_Consignes de l'exercice_.
- a) Dans l'article sur le masque imprimé, combien a coûté le masque, frais de port non compris ?
- b) Prolongez l'article sur le masque imprimé à partir de sa dernière phrase.

_Page_.
◇ ◇ ◇

Le masque avec votre visage imprimé est à portée de clic.

Photo: Une idée à la fois totalement stupide et complètement géniale. | Diann Duthie, Christopher Miller, Bunny Giuliani, Daniel Cozzolino, Giuliani, Giuliani, Giuliani, Giuliani, Duthie, NBC Studios / Slate.com

Je me suis récemment acheté un nouveau visage. Ça m’a coûté 12,95 dollars [un peu moins de 11 euros], plus 3,99 dollars [3,40 euros] de frais de port. Bon, OK, techniquement parlant, ce n’était pas vraiment un nouveau visage, mais c’était presque aussi flippant: c’était un masque avec une photo de mon visage imprimée dessus.

L’obsession MOYOF

Tout est de la faute du réalisateur Christopher Miller. Il y a quelques mois, il a tweeté une photo de sa tentative de fabriquer un masque couvrant le bas de son visage avec une photo… du bas de son visage, et je n’ai pu trouver la paix depuis.

«Je me suis fait un masque avec une photo de mon visage imprimée sur le coton et je dois dire que le résultat est… aussi dérangeant que ce à quoi je m’attendais.»

◇ ◇ ◇

_Données_.
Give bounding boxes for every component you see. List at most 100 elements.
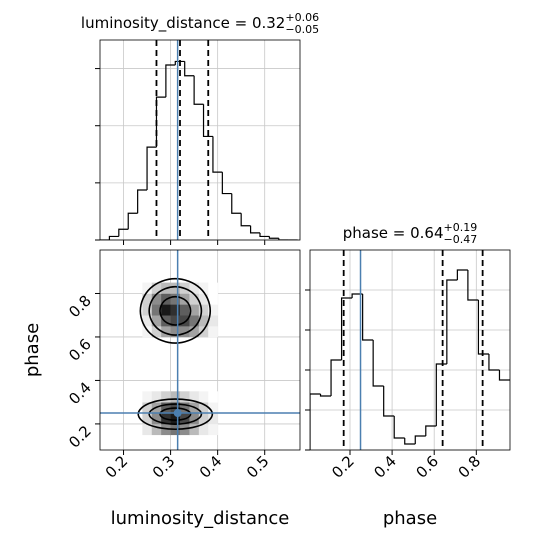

◇ ◇ ◇

_Exercices corrigés_.
- a) 12,95 dollars, soit un peu moins de 11 euros.

- b)
C’est devenu une véritable obsession. C’était à la fois totalement stupide et complètement génial. J’ai essayé de penser à autre chose, mais… je n’avais aucune envie de penser à autre chose. C’était hilarant, c’était moche. Son côté hilarant répondait à son côté moche, pour autant que l’on puisse parler de répondre au sujet d’un truc dont la bouche ne bouge pas. Depuis la blague de Miller, on a vu apparaître d’autres variantes de ce que j’ai décidé d’appeler MOYOF (Mask Of Your Own Face, «masque de votre propre visage»): un masque de la bouche de Kerry Washington, le masque de Liz Lemon dans l’épisode spécial de 30 Rock, ou encore un autre type sur Twitter, qui s’y est aussi essayé. Cela n’a, bien sûr, fait qu’accroître ma curiosité. Je suis devenue Kevin Garnett dans Uncut Gems et le masque selfie était mon opale. Il fallait que j’en sache plus. Il fallait que je comprenne. Il fallait (parce qu’on ne peut lutter contre son propre destin) que je me fasse mon propre MOYOF. Voici donc le récit de cette quête.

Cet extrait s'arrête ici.